# Work to be completed:
Your task is to restate the listing word for word without the pictures.

== == ==

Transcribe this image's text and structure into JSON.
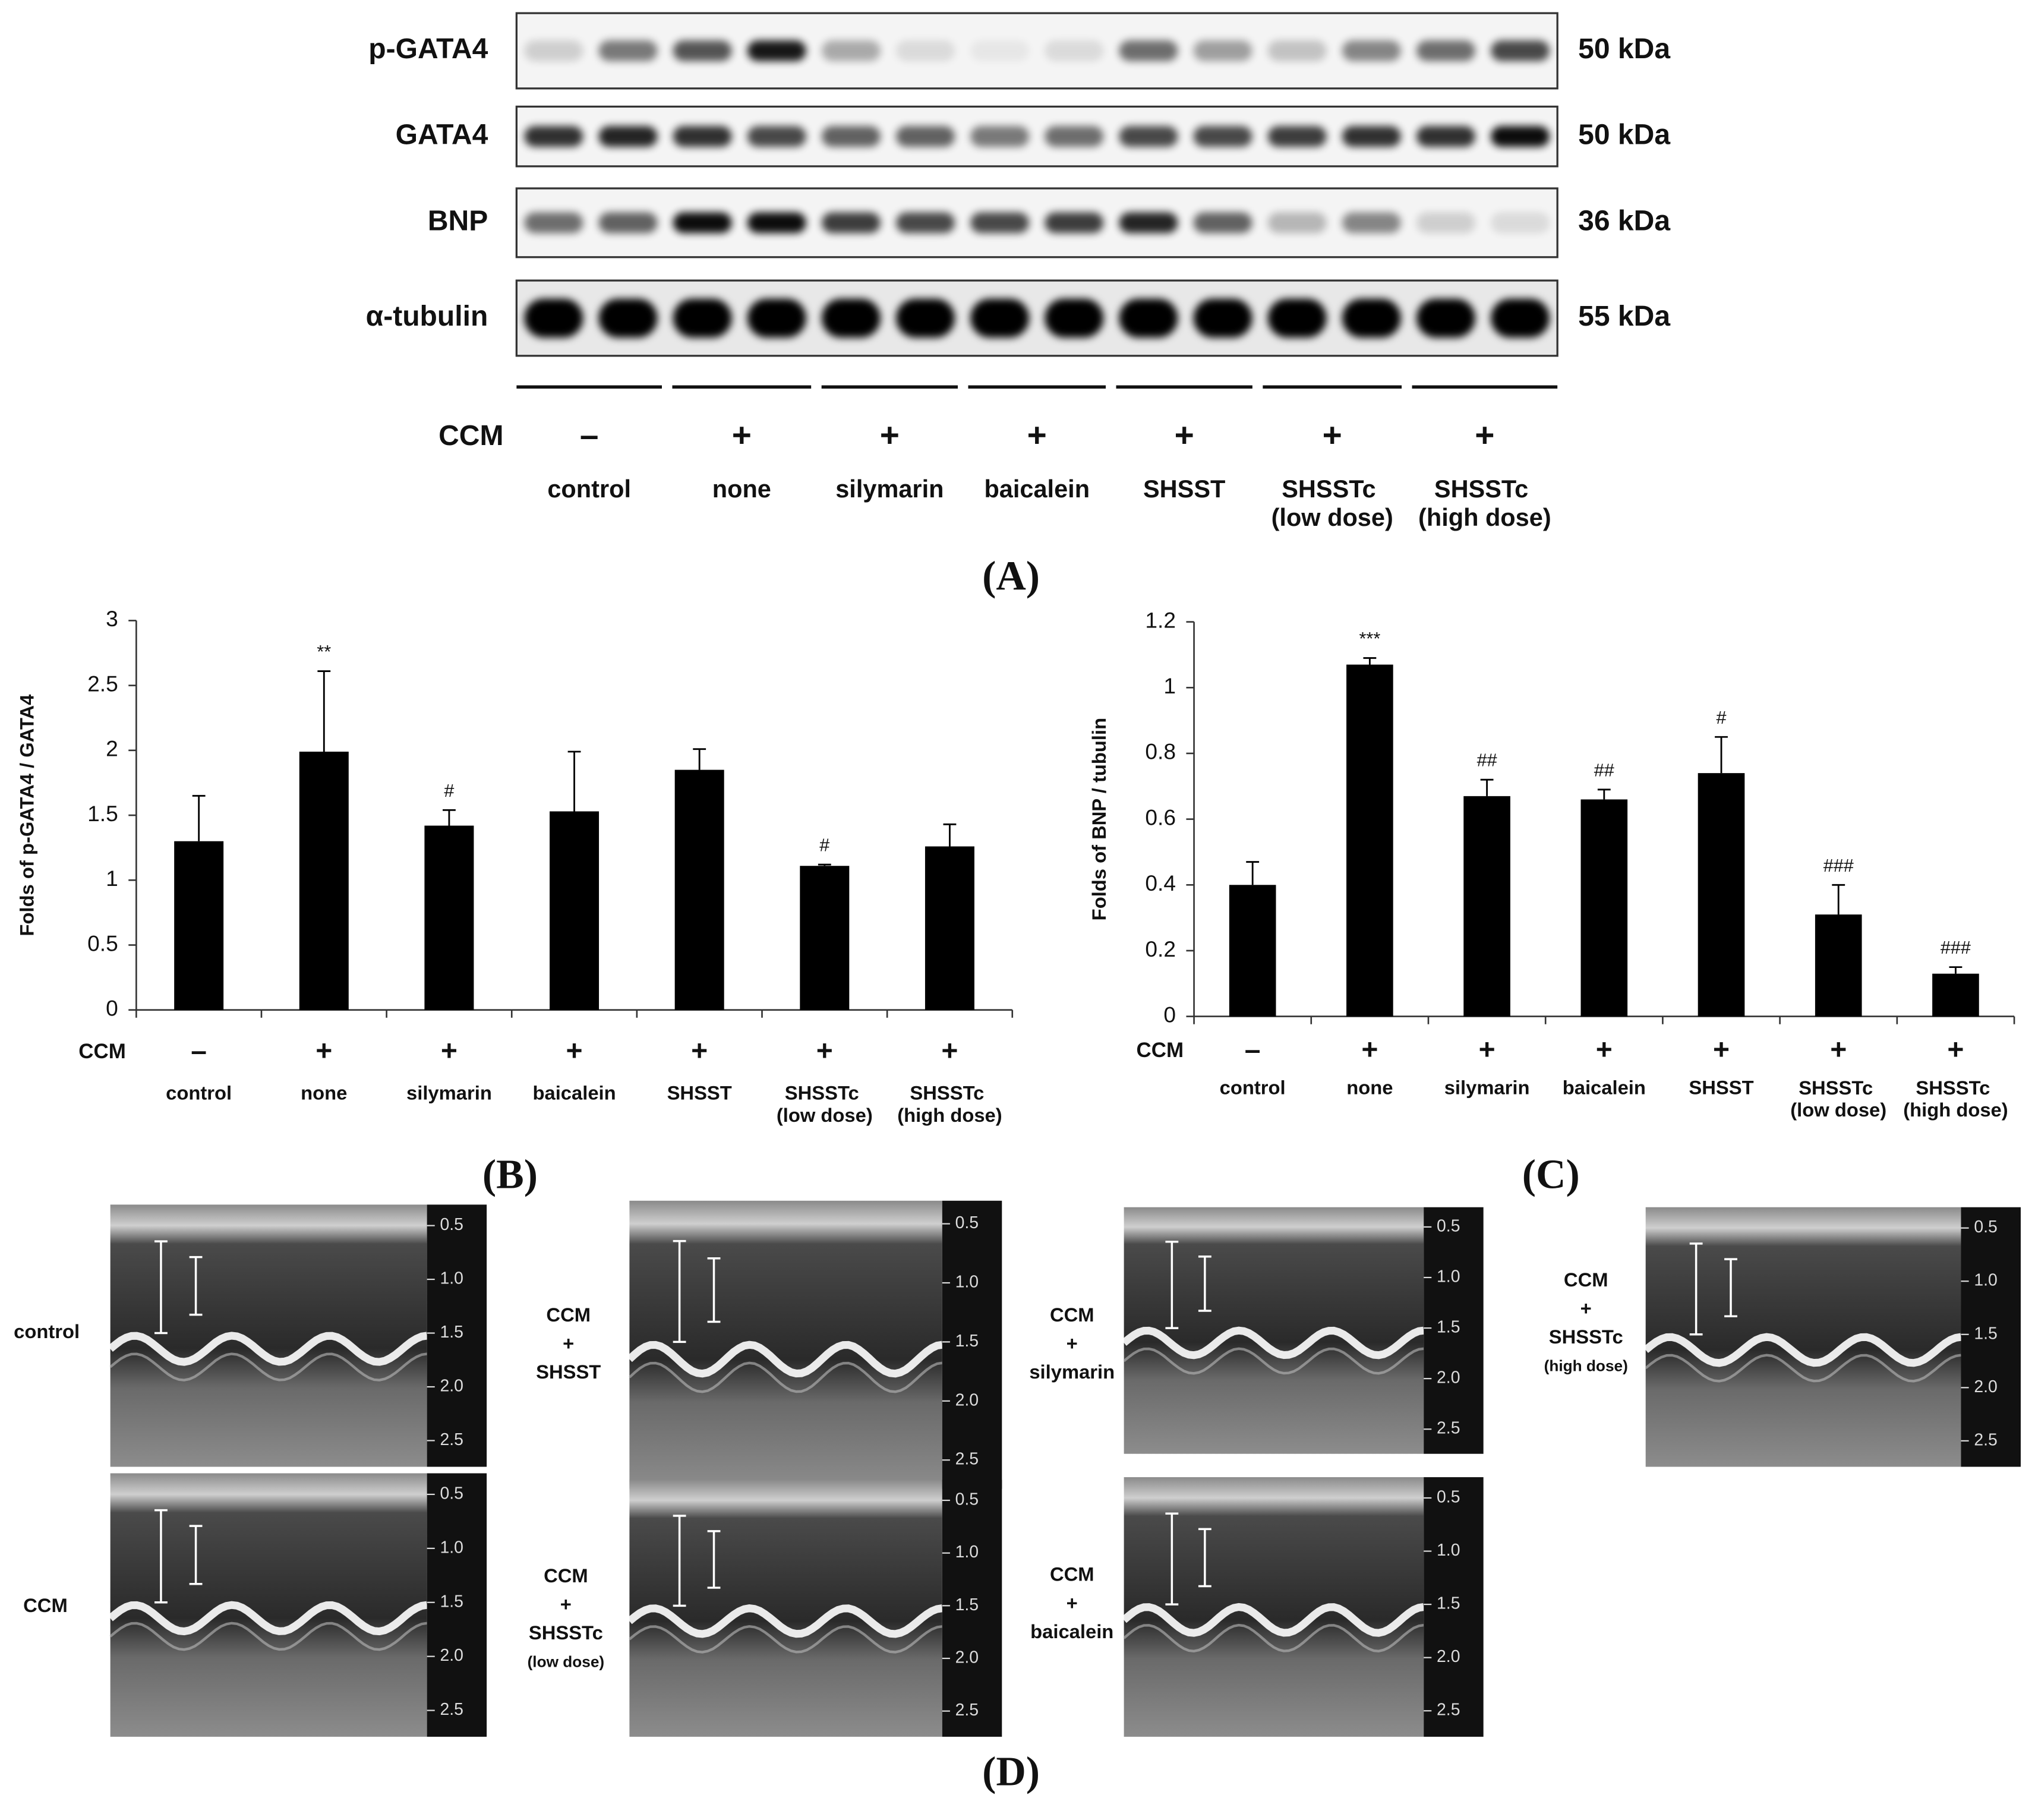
{
  "panel_a": {
    "label": "(A)",
    "rows": [
      {
        "protein": "p-GATA4",
        "size": "50 kDa"
      },
      {
        "protein": "GATA4",
        "size": "50 kDa"
      },
      {
        "protein": "BNP",
        "size": "36 kDa"
      },
      {
        "protein": "α-tubulin",
        "size": "55 kDa"
      }
    ],
    "ccm_label": "CCM",
    "ccm": [
      "–",
      "+",
      "+",
      "+",
      "+",
      "+",
      "+"
    ],
    "groups": [
      "control",
      "none",
      "silymarin",
      "baicalein",
      "SHSST",
      "SHSSTc (low dose)",
      "SHSSTc (high dose)"
    ]
  },
  "chart_data": [
    {
      "type": "bar",
      "panel_label": "(B)",
      "y_label": "Folds of p-GATA4 / GATA4",
      "categories": [
        "control",
        "none",
        "silymarin",
        "baicalein",
        "SHSST",
        "SHSSTc (low dose)",
        "SHSSTc (high dose)"
      ],
      "ccm_label": "CCM",
      "ccm": [
        "–",
        "+",
        "+",
        "+",
        "+",
        "+",
        "+"
      ],
      "values": [
        1.3,
        1.99,
        1.42,
        1.53,
        1.85,
        1.11,
        1.26
      ],
      "errors": [
        0.35,
        0.62,
        0.12,
        0.46,
        0.16,
        0.01,
        0.17
      ],
      "annotations": [
        null,
        "**",
        "#",
        null,
        null,
        "#",
        null
      ],
      "color": "#000000",
      "ylim": [
        0,
        3
      ],
      "yticks": [
        0,
        0.5,
        1,
        1.5,
        2,
        2.5,
        3
      ]
    },
    {
      "type": "bar",
      "panel_label": "(C)",
      "y_label": "Folds of BNP / tubulin",
      "categories": [
        "control",
        "none",
        "silymarin",
        "baicalein",
        "SHSST",
        "SHSSTc (low dose)",
        "SHSSTc (high dose)"
      ],
      "ccm_label": "CCM",
      "ccm": [
        "–",
        "+",
        "+",
        "+",
        "+",
        "+",
        "+"
      ],
      "values": [
        0.4,
        1.07,
        0.67,
        0.66,
        0.74,
        0.31,
        0.13
      ],
      "errors": [
        0.07,
        0.02,
        0.05,
        0.03,
        0.11,
        0.09,
        0.02
      ],
      "annotations": [
        null,
        "***",
        "##",
        "##",
        "#",
        "###",
        "###"
      ],
      "color": "#000000",
      "ylim": [
        0,
        1.2
      ],
      "yticks": [
        0,
        0.2,
        0.4,
        0.6,
        0.8,
        1,
        1.2
      ]
    }
  ],
  "panel_d": {
    "label": "(D)",
    "depth_ticks": [
      "0.5",
      "1.0",
      "1.5",
      "2.0",
      "2.5"
    ],
    "images": [
      {
        "label": [
          "control"
        ]
      },
      {
        "label": [
          "CCM",
          "+",
          "SHSST"
        ]
      },
      {
        "label": [
          "CCM",
          "+",
          "silymarin"
        ]
      },
      {
        "label": [
          "CCM",
          "+",
          "SHSSTc",
          "(high dose)"
        ]
      },
      {
        "label": [
          "CCM"
        ]
      },
      {
        "label": [
          "CCM",
          "+",
          "SHSSTc",
          "(low dose)"
        ]
      },
      {
        "label": [
          "CCM",
          "+",
          "baicalein"
        ]
      }
    ]
  }
}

== == ==

# Task answer:
Transcribe this image's text and structure into JSON.
{
  "panel_a": {
    "label": "(A)",
    "rows": [
      {
        "protein": "p-GATA4",
        "size": "50 kDa"
      },
      {
        "protein": "GATA4",
        "size": "50 kDa"
      },
      {
        "protein": "BNP",
        "size": "36 kDa"
      },
      {
        "protein": "α-tubulin",
        "size": "55 kDa"
      }
    ],
    "ccm_label": "CCM",
    "ccm": [
      "–",
      "+",
      "+",
      "+",
      "+",
      "+",
      "+"
    ],
    "groups": [
      "control",
      "none",
      "silymarin",
      "baicalein",
      "SHSST",
      "SHSSTc (low dose)",
      "SHSSTc (high dose)"
    ]
  },
  "chart_data": [
    {
      "type": "bar",
      "panel_label": "(B)",
      "y_label": "Folds of p-GATA4 / GATA4",
      "categories": [
        "control",
        "none",
        "silymarin",
        "baicalein",
        "SHSST",
        "SHSSTc (low dose)",
        "SHSSTc (high dose)"
      ],
      "ccm_label": "CCM",
      "ccm": [
        "–",
        "+",
        "+",
        "+",
        "+",
        "+",
        "+"
      ],
      "values": [
        1.3,
        1.99,
        1.42,
        1.53,
        1.85,
        1.11,
        1.26
      ],
      "errors": [
        0.35,
        0.62,
        0.12,
        0.46,
        0.16,
        0.01,
        0.17
      ],
      "annotations": [
        null,
        "**",
        "#",
        null,
        null,
        "#",
        null
      ],
      "color": "#000000",
      "ylim": [
        0,
        3
      ],
      "yticks": [
        0,
        0.5,
        1,
        1.5,
        2,
        2.5,
        3
      ]
    },
    {
      "type": "bar",
      "panel_label": "(C)",
      "y_label": "Folds of BNP / tubulin",
      "categories": [
        "control",
        "none",
        "silymarin",
        "baicalein",
        "SHSST",
        "SHSSTc (low dose)",
        "SHSSTc (high dose)"
      ],
      "ccm_label": "CCM",
      "ccm": [
        "–",
        "+",
        "+",
        "+",
        "+",
        "+",
        "+"
      ],
      "values": [
        0.4,
        1.07,
        0.67,
        0.66,
        0.74,
        0.31,
        0.13
      ],
      "errors": [
        0.07,
        0.02,
        0.05,
        0.03,
        0.11,
        0.09,
        0.02
      ],
      "annotations": [
        null,
        "***",
        "##",
        "##",
        "#",
        "###",
        "###"
      ],
      "color": "#000000",
      "ylim": [
        0,
        1.2
      ],
      "yticks": [
        0,
        0.2,
        0.4,
        0.6,
        0.8,
        1,
        1.2
      ]
    }
  ],
  "panel_d": {
    "label": "(D)",
    "depth_ticks": [
      "0.5",
      "1.0",
      "1.5",
      "2.0",
      "2.5"
    ],
    "images": [
      {
        "label": [
          "control"
        ]
      },
      {
        "label": [
          "CCM",
          "+",
          "SHSST"
        ]
      },
      {
        "label": [
          "CCM",
          "+",
          "silymarin"
        ]
      },
      {
        "label": [
          "CCM",
          "+",
          "SHSSTc",
          "(high dose)"
        ]
      },
      {
        "label": [
          "CCM"
        ]
      },
      {
        "label": [
          "CCM",
          "+",
          "SHSSTc",
          "(low dose)"
        ]
      },
      {
        "label": [
          "CCM",
          "+",
          "baicalein"
        ]
      }
    ]
  }
}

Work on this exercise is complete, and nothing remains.